**GIVEN EXERCISE**: Write out the listing below exactly, and omit any images you find in it.

**GIVEN DATA**:
☆ ☆ ☆ ☆

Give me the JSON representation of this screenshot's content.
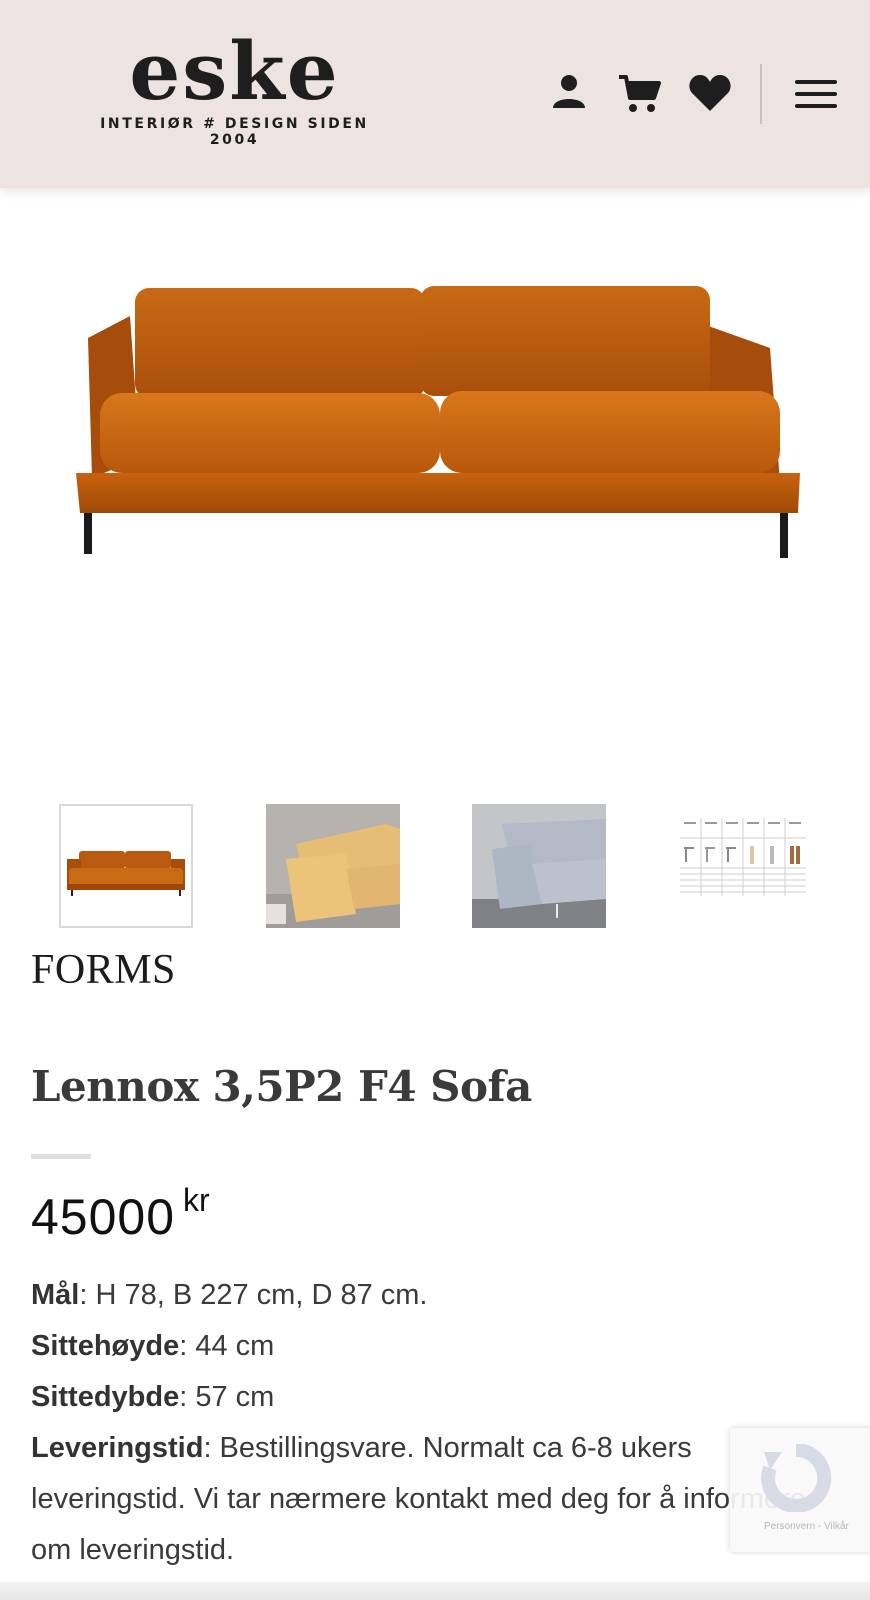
{
  "header": {
    "logo_word": "eske",
    "logo_tagline": "INTERIØR # DESIGN SIDEN 2004",
    "icons": [
      "account-icon",
      "cart-icon",
      "wishlist-heart-icon",
      "menu-hamburger-icon"
    ]
  },
  "gallery": {
    "main_image": "orange-velvet-sofa",
    "thumbnails": [
      {
        "name": "thumbnail-orange-sofa-front",
        "active": true
      },
      {
        "name": "thumbnail-mustard-sofa-side",
        "active": false
      },
      {
        "name": "thumbnail-grey-sofa-side",
        "active": false
      },
      {
        "name": "thumbnail-leg-options-chart",
        "active": false
      }
    ]
  },
  "product": {
    "brand": "FORMS",
    "title": "Lennox 3,5P2 F4 Sofa",
    "price": "45000",
    "currency": "kr",
    "specs": {
      "dimensions_label": "Mål",
      "dimensions_value": ": H 78, B 227 cm, D 87 cm.",
      "seat_height_label": "Sittehøyde",
      "seat_height_value": ": 44 cm",
      "seat_depth_label": "Sittedybde",
      "seat_depth_value": ": 57 cm",
      "delivery_label": "Leveringstid",
      "delivery_value": ": Bestillingsvare. Normalt ca 6-8 ukers leveringstid. Vi tar nærmere kontakt med deg for å informere om leveringstid."
    }
  },
  "recaptcha": {
    "legal": "Personvern - Vilkår"
  },
  "colors": {
    "header_bg": "#ede3e1",
    "sofa_orange": "#c25d0f",
    "text_dark": "#2b2b2b"
  }
}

☆ ☆ ☆ ☆

**SOLUTION TO THIS PROBLEM**:
Give me the JSON representation of this screenshot's content.
{
  "header": {
    "logo_word": "eske",
    "logo_tagline": "INTERIØR # DESIGN SIDEN 2004",
    "icons": [
      "account-icon",
      "cart-icon",
      "wishlist-heart-icon",
      "menu-hamburger-icon"
    ]
  },
  "gallery": {
    "main_image": "orange-velvet-sofa",
    "thumbnails": [
      {
        "name": "thumbnail-orange-sofa-front",
        "active": true
      },
      {
        "name": "thumbnail-mustard-sofa-side",
        "active": false
      },
      {
        "name": "thumbnail-grey-sofa-side",
        "active": false
      },
      {
        "name": "thumbnail-leg-options-chart",
        "active": false
      }
    ]
  },
  "product": {
    "brand": "FORMS",
    "title": "Lennox 3,5P2 F4 Sofa",
    "price": "45000",
    "currency": "kr",
    "specs": {
      "dimensions_label": "Mål",
      "dimensions_value": ": H 78, B 227 cm, D 87 cm.",
      "seat_height_label": "Sittehøyde",
      "seat_height_value": ": 44 cm",
      "seat_depth_label": "Sittedybde",
      "seat_depth_value": ": 57 cm",
      "delivery_label": "Leveringstid",
      "delivery_value": ": Bestillingsvare. Normalt ca 6-8 ukers leveringstid. Vi tar nærmere kontakt med deg for å informere om leveringstid."
    }
  },
  "recaptcha": {
    "legal": "Personvern - Vilkår"
  },
  "colors": {
    "header_bg": "#ede3e1",
    "sofa_orange": "#c25d0f",
    "text_dark": "#2b2b2b"
  }
}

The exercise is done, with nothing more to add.